» **Requirements**
Output the full listing below exactly as it reads, and skip anything that is a picture.

Extracted records
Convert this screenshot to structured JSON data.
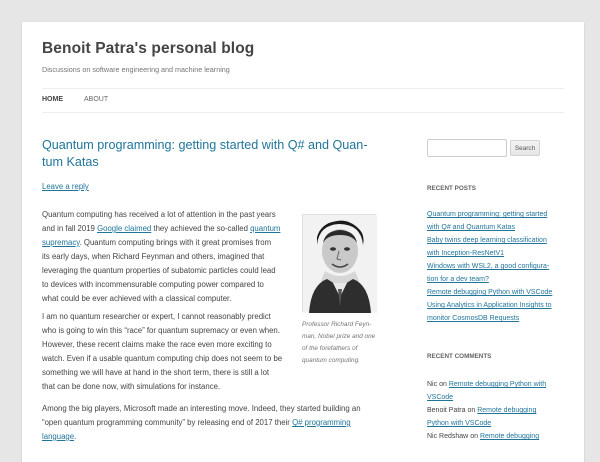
{
  "site": {
    "title": "Benoit Patra's personal blog",
    "description": "Discussions on software engineering and machine learning"
  },
  "nav": {
    "home": "HOME",
    "about": "ABOUT"
  },
  "post": {
    "title_line1": "Quantum programming: getting started with Q# and Quan-",
    "title_line2": "tum Katas",
    "reply": "Leave a reply",
    "p1": {
      "l1": "Quantum computing has received a lot of attention in the past years",
      "l2_a": "and in fall 2019 ",
      "l2_link": "Google claimed",
      "l2_b": " they achieved the so-called ",
      "l2_link2": "quantum",
      "l3_link": "supremacy",
      "l3_b": ". Quantum computing brings with it great promises from",
      "l4": "its early days, when Richard Feynman and others, imagined that",
      "l5": "leveraging the quantum properties of subatomic particles could lead",
      "l6": "to devices with incommensurable computing power compared to",
      "l7": "what could be ever achieved with a classical computer."
    },
    "p2": {
      "l1": "I am no quantum researcher or expert, I cannot reasonably predict",
      "l2": "who is going to win this “race” for quantum supremacy or even when.",
      "l3": "However, these recent claims make the race even more exciting to",
      "l4": "watch. Even if a usable quantum computing chip does not seem to be",
      "l5": "something we will have at hand in the short term, there is still a lot",
      "l6": "that can be done now, with simulations for instance."
    },
    "p3": {
      "l1": "Among the big players, Microsoft made an interesting move. Indeed, they started building an",
      "l2_a": "“open quantum programming community” by releasing end of 2017 their ",
      "l2_link": "Q# programming",
      "l3_link": "language",
      "l3_b": "."
    },
    "caption": {
      "l1": "Professor Richard Feyn-",
      "l2": "man, Nobel prize and one",
      "l3": "of the forefathers of",
      "l4": "quantum computing."
    }
  },
  "sidebar": {
    "search_placeholder": "",
    "search_button": "Search",
    "recent_posts_title": "RECENT POSTS",
    "recent_posts": [
      {
        "l1": "Quantum programming: getting started",
        "l2": "with Q# and Quantum Katas"
      },
      {
        "l1": "Baby twins deep learning classification",
        "l2": "with Inception-ResNetV1"
      },
      {
        "l1": "Windows with WSL2, a good configura-",
        "l2": "tion for a dev team?"
      },
      {
        "l1": "Remote debugging Python with VSCode",
        "l2": ""
      },
      {
        "l1": "Using Analytics in Application Insights to",
        "l2": "monitor CosmosDB Requests"
      }
    ],
    "recent_comments_title": "RECENT COMMENTS",
    "recent_comments": [
      {
        "author": "Nic",
        "on": " on ",
        "post_l1": "Remote debugging Python with",
        "post_l2": "VSCode"
      },
      {
        "author": "Benoit Patra",
        "on": " on ",
        "post_l1": "Remote debugging",
        "post_l2": "Python with VSCode"
      },
      {
        "author": "Nic Redshaw",
        "on": " on ",
        "post_l1": "Remote debugging",
        "post_l2": ""
      }
    ]
  }
}
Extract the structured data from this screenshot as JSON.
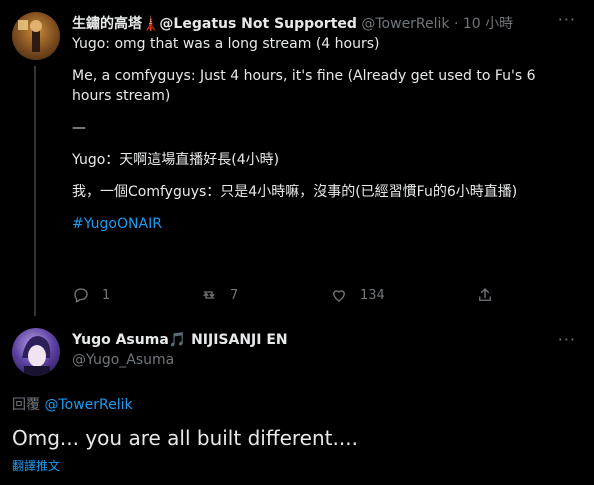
{
  "tweet1": {
    "display_name": "生鏽的高塔🗼@Legatus Not Supported",
    "handle": "@TowerRelik",
    "time": "· 10 小時",
    "more": "···",
    "lines": [
      "Yugo: omg that was a long stream (4 hours)",
      "",
      "Me, a comfyguys: Just 4 hours, it's fine (Already get used to Fu's 6 hours stream)",
      "",
      "—",
      "",
      "Yugo：天啊這場直播好長(4小時)",
      "",
      "我，一個Comfyguys：只是4小時嘛，沒事的(已經習慣Fu的6小時直播)",
      ""
    ],
    "hashtag": "#YugoONAIR",
    "actions": {
      "reply_count": "1",
      "retweet_count": "7",
      "like_count": "134"
    }
  },
  "tweet2": {
    "display_name": "Yugo Asuma🎵 NIJISANJI EN",
    "handle": "@Yugo_Asuma",
    "more": "···",
    "reply_prefix": "回覆",
    "reply_to": "@TowerRelik",
    "text": "Omg... you are all built different....",
    "translate": "翻譯推文"
  },
  "colors": {
    "background": "#000000",
    "link": "#1d9bf0",
    "muted": "#71767b",
    "text": "#e7e9ea"
  },
  "icons": [
    "reply-icon",
    "retweet-icon",
    "like-icon",
    "share-icon",
    "more-icon"
  ]
}
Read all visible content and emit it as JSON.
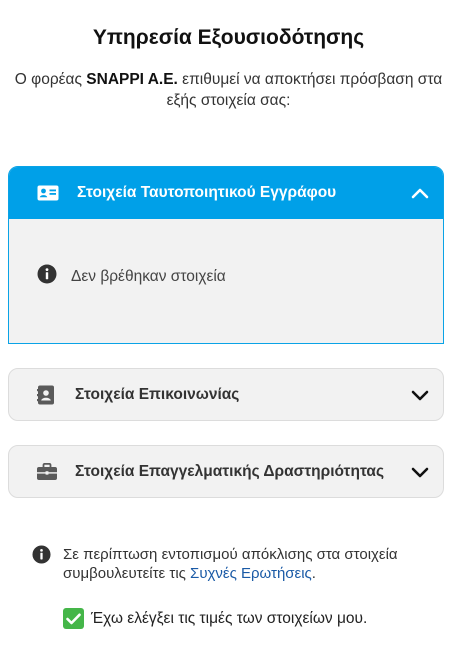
{
  "page": {
    "title": "Υπηρεσία Εξουσιοδότησης",
    "intro_prefix": "Ο φορέας ",
    "intro_org": "SNAPPI A.E.",
    "intro_suffix": " επιθυμεί να αποκτήσει πρόσβαση στα εξής στοιχεία σας:"
  },
  "sections": [
    {
      "label": "Στοιχεία Ταυτοποιητικού Εγγράφου",
      "icon": "id-card-icon",
      "expanded": true,
      "empty_message": "Δεν βρέθηκαν στοιχεία"
    },
    {
      "label": "Στοιχεία Επικοινωνίας",
      "icon": "contact-book-icon",
      "expanded": false
    },
    {
      "label": "Στοιχεία Επαγγελματικής Δραστηριότητας",
      "icon": "briefcase-icon",
      "expanded": false
    }
  ],
  "note": {
    "text": "Σε περίπτωση εντοπισμού απόκλισης στα στοιχεία συμβουλευτείτε τις ",
    "link": "Συχνές Ερωτήσεις",
    "suffix": "."
  },
  "confirm": {
    "label": "Έχω ελέγξει τις τιμές των στοιχείων μου.",
    "checked": true
  },
  "colors": {
    "accent": "#00a0e8",
    "check": "#45b649",
    "link": "#1a5aa6"
  }
}
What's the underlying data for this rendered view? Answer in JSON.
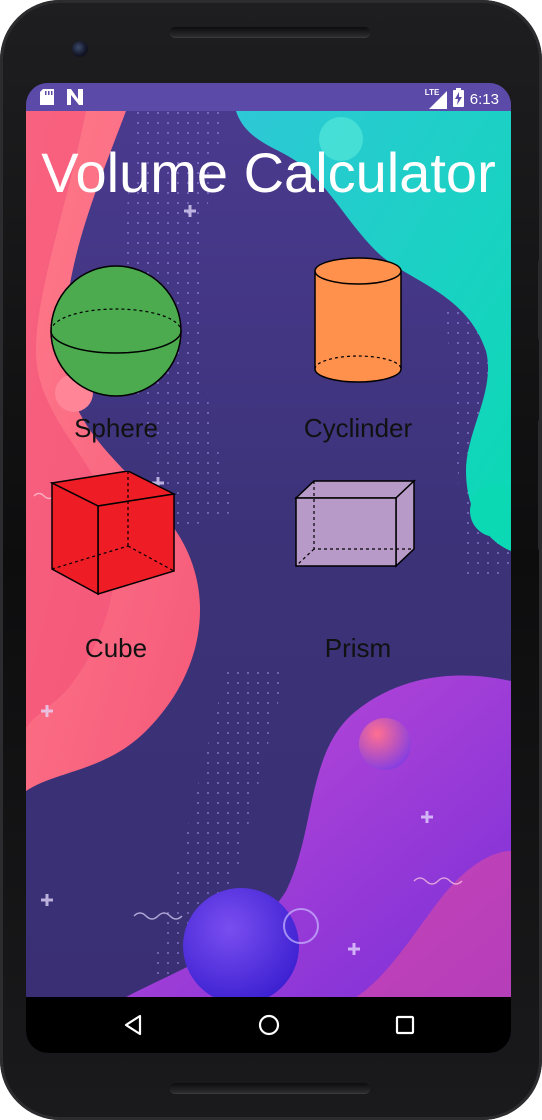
{
  "status_bar": {
    "time": "6:13",
    "network_label": "LTE",
    "icons": [
      "sd-card-icon",
      "n-notification-icon",
      "lte-signal-icon",
      "battery-charging-icon"
    ],
    "background_color": "#5c4aa8"
  },
  "app": {
    "title": "Volume Calculator",
    "shapes": [
      {
        "label": "Sphere",
        "icon": "sphere-icon",
        "color": "#4caa4f"
      },
      {
        "label": "Cyclinder",
        "icon": "cylinder-icon",
        "color": "#ff914d"
      },
      {
        "label": "Cube",
        "icon": "cube-icon",
        "color": "#ee1c25"
      },
      {
        "label": "Prism",
        "icon": "prism-icon",
        "color": "#b79ac8"
      }
    ]
  },
  "navigation": {
    "buttons": [
      "back-icon",
      "home-icon",
      "recents-icon"
    ]
  }
}
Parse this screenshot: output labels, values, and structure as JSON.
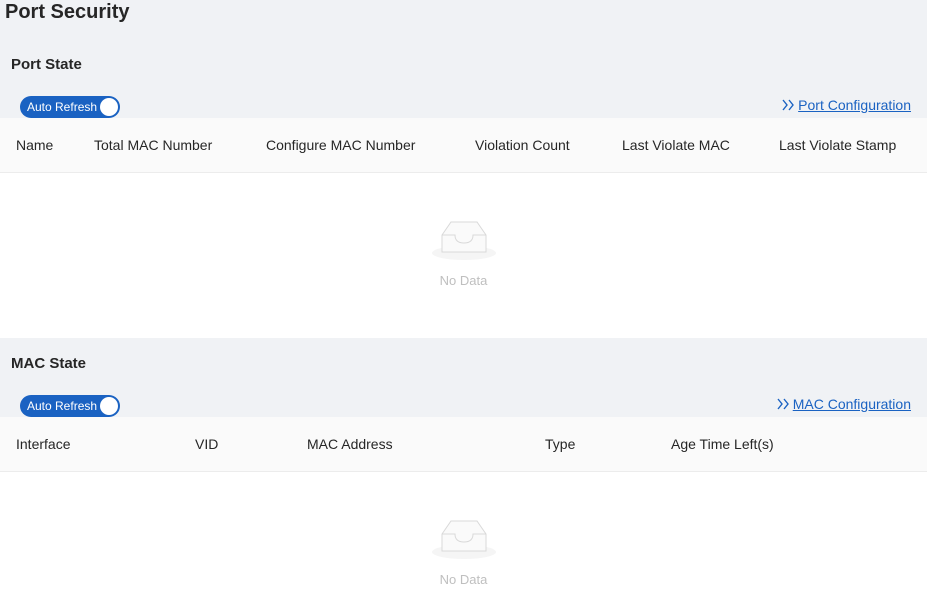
{
  "page": {
    "title": "Port Security"
  },
  "port_state": {
    "title": "Port State",
    "auto_refresh_label": "Auto Refresh",
    "auto_refresh_on": true,
    "config_link": "Port Configuration",
    "columns": [
      "Name",
      "Total MAC Number",
      "Configure MAC Number",
      "Violation Count",
      "Last Violate MAC",
      "Last Violate Stamp"
    ],
    "rows": [],
    "empty_text": "No Data"
  },
  "mac_state": {
    "title": "MAC State",
    "auto_refresh_label": "Auto Refresh",
    "auto_refresh_on": true,
    "config_link": "MAC Configuration",
    "columns": [
      "Interface",
      "VID",
      "MAC Address",
      "Type",
      "Age Time Left(s)"
    ],
    "rows": [],
    "empty_text": "No Data"
  },
  "icons": {
    "config_link": "double-chevron-right-icon",
    "empty": "empty-inbox-icon"
  },
  "colors": {
    "accent": "#1a62c2",
    "background": "#f0f2f5",
    "table_header": "#fafafa",
    "muted_text": "#bfbfbf"
  }
}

» **Solution for this exercise**
Convert this screenshot to structured JSON data.
{
  "site": {
    "title": "Benoit Patra's personal blog",
    "description": "Discussions on software engineering and machine learning"
  },
  "nav": {
    "home": "HOME",
    "about": "ABOUT"
  },
  "post": {
    "title_line1": "Quantum programming: getting started with Q# and Quan-",
    "title_line2": "tum Katas",
    "reply": "Leave a reply",
    "p1": {
      "l1": "Quantum computing has received a lot of attention in the past years",
      "l2_a": "and in fall 2019 ",
      "l2_link": "Google claimed",
      "l2_b": " they achieved the so-called ",
      "l2_link2": "quantum",
      "l3_link": "supremacy",
      "l3_b": ". Quantum computing brings with it great promises from",
      "l4": "its early days, when Richard Feynman and others, imagined that",
      "l5": "leveraging the quantum properties of subatomic particles could lead",
      "l6": "to devices with incommensurable computing power compared to",
      "l7": "what could be ever achieved with a classical computer."
    },
    "p2": {
      "l1": "I am no quantum researcher or expert, I cannot reasonably predict",
      "l2": "who is going to win this “race” for quantum supremacy or even when.",
      "l3": "However, these recent claims make the race even more exciting to",
      "l4": "watch. Even if a usable quantum computing chip does not seem to be",
      "l5": "something we will have at hand in the short term, there is still a lot",
      "l6": "that can be done now, with simulations for instance."
    },
    "p3": {
      "l1": "Among the big players, Microsoft made an interesting move. Indeed, they started building an",
      "l2_a": "“open quantum programming community” by releasing end of 2017 their ",
      "l2_link": "Q# programming",
      "l3_link": "language",
      "l3_b": "."
    },
    "caption": {
      "l1": "Professor Richard Feyn-",
      "l2": "man, Nobel prize and one",
      "l3": "of the forefathers of",
      "l4": "quantum computing."
    }
  },
  "sidebar": {
    "search_placeholder": "",
    "search_button": "Search",
    "recent_posts_title": "RECENT POSTS",
    "recent_posts": [
      {
        "l1": "Quantum programming: getting started",
        "l2": "with Q# and Quantum Katas"
      },
      {
        "l1": "Baby twins deep learning classification",
        "l2": "with Inception-ResNetV1"
      },
      {
        "l1": "Windows with WSL2, a good configura-",
        "l2": "tion for a dev team?"
      },
      {
        "l1": "Remote debugging Python with VSCode",
        "l2": ""
      },
      {
        "l1": "Using Analytics in Application Insights to",
        "l2": "monitor CosmosDB Requests"
      }
    ],
    "recent_comments_title": "RECENT COMMENTS",
    "recent_comments": [
      {
        "author": "Nic",
        "on": " on ",
        "post_l1": "Remote debugging Python with",
        "post_l2": "VSCode"
      },
      {
        "author": "Benoit Patra",
        "on": " on ",
        "post_l1": "Remote debugging",
        "post_l2": "Python with VSCode"
      },
      {
        "author": "Nic Redshaw",
        "on": " on ",
        "post_l1": "Remote debugging",
        "post_l2": ""
      }
    ]
  }
}
Extract the structured data from this screenshot as JSON.
{
  "tweet1": {
    "display_name": "生鏽的高塔🗼@Legatus Not Supported",
    "handle": "@TowerRelik",
    "time": "· 10 小時",
    "more": "···",
    "lines": [
      "Yugo: omg that was a long stream (4 hours)",
      "",
      "Me, a comfyguys: Just 4 hours, it's fine (Already get used to Fu's 6 hours stream)",
      "",
      "—",
      "",
      "Yugo：天啊這場直播好長(4小時)",
      "",
      "我，一個Comfyguys：只是4小時嘛，沒事的(已經習慣Fu的6小時直播)",
      ""
    ],
    "hashtag": "#YugoONAIR",
    "actions": {
      "reply_count": "1",
      "retweet_count": "7",
      "like_count": "134"
    }
  },
  "tweet2": {
    "display_name": "Yugo Asuma🎵 NIJISANJI EN",
    "handle": "@Yugo_Asuma",
    "more": "···",
    "reply_prefix": "回覆",
    "reply_to": "@TowerRelik",
    "text": "Omg... you are all built different....",
    "translate": "翻譯推文"
  },
  "colors": {
    "background": "#000000",
    "link": "#1d9bf0",
    "muted": "#71767b",
    "text": "#e7e9ea"
  },
  "icons": [
    "reply-icon",
    "retweet-icon",
    "like-icon",
    "share-icon",
    "more-icon"
  ]
}
Read all visible content and emit it as JSON.
{
  "page": {
    "title": "Υπηρεσία Εξουσιοδότησης",
    "intro_prefix": "Ο φορέας ",
    "intro_org": "SNAPPI A.E.",
    "intro_suffix": " επιθυμεί να αποκτήσει πρόσβαση στα εξής στοιχεία σας:"
  },
  "sections": [
    {
      "label": "Στοιχεία Ταυτοποιητικού Εγγράφου",
      "icon": "id-card-icon",
      "expanded": true,
      "empty_message": "Δεν βρέθηκαν στοιχεία"
    },
    {
      "label": "Στοιχεία Επικοινωνίας",
      "icon": "contact-book-icon",
      "expanded": false
    },
    {
      "label": "Στοιχεία Επαγγελματικής Δραστηριότητας",
      "icon": "briefcase-icon",
      "expanded": false
    }
  ],
  "note": {
    "text": "Σε περίπτωση εντοπισμού απόκλισης στα στοιχεία συμβουλευτείτε τις ",
    "link": "Συχνές Ερωτήσεις",
    "suffix": "."
  },
  "confirm": {
    "label": "Έχω ελέγξει τις τιμές των στοιχείων μου.",
    "checked": true
  },
  "colors": {
    "accent": "#00a0e8",
    "check": "#45b649",
    "link": "#1a5aa6"
  }
}
What's the underlying data for this rendered view? Answer in JSON.
{
  "status_bar": {
    "time": "6:13",
    "network_label": "LTE",
    "icons": [
      "sd-card-icon",
      "n-notification-icon",
      "lte-signal-icon",
      "battery-charging-icon"
    ],
    "background_color": "#5c4aa8"
  },
  "app": {
    "title": "Volume Calculator",
    "shapes": [
      {
        "label": "Sphere",
        "icon": "sphere-icon",
        "color": "#4caa4f"
      },
      {
        "label": "Cyclinder",
        "icon": "cylinder-icon",
        "color": "#ff914d"
      },
      {
        "label": "Cube",
        "icon": "cube-icon",
        "color": "#ee1c25"
      },
      {
        "label": "Prism",
        "icon": "prism-icon",
        "color": "#b79ac8"
      }
    ]
  },
  "navigation": {
    "buttons": [
      "back-icon",
      "home-icon",
      "recents-icon"
    ]
  }
}
Parse this screenshot: output labels, values, and structure as JSON.
{
  "page": {
    "title": "Port Security"
  },
  "port_state": {
    "title": "Port State",
    "auto_refresh_label": "Auto Refresh",
    "auto_refresh_on": true,
    "config_link": "Port Configuration",
    "columns": [
      "Name",
      "Total MAC Number",
      "Configure MAC Number",
      "Violation Count",
      "Last Violate MAC",
      "Last Violate Stamp"
    ],
    "rows": [],
    "empty_text": "No Data"
  },
  "mac_state": {
    "title": "MAC State",
    "auto_refresh_label": "Auto Refresh",
    "auto_refresh_on": true,
    "config_link": "MAC Configuration",
    "columns": [
      "Interface",
      "VID",
      "MAC Address",
      "Type",
      "Age Time Left(s)"
    ],
    "rows": [],
    "empty_text": "No Data"
  },
  "icons": {
    "config_link": "double-chevron-right-icon",
    "empty": "empty-inbox-icon"
  },
  "colors": {
    "accent": "#1a62c2",
    "background": "#f0f2f5",
    "table_header": "#fafafa",
    "muted_text": "#bfbfbf"
  }
}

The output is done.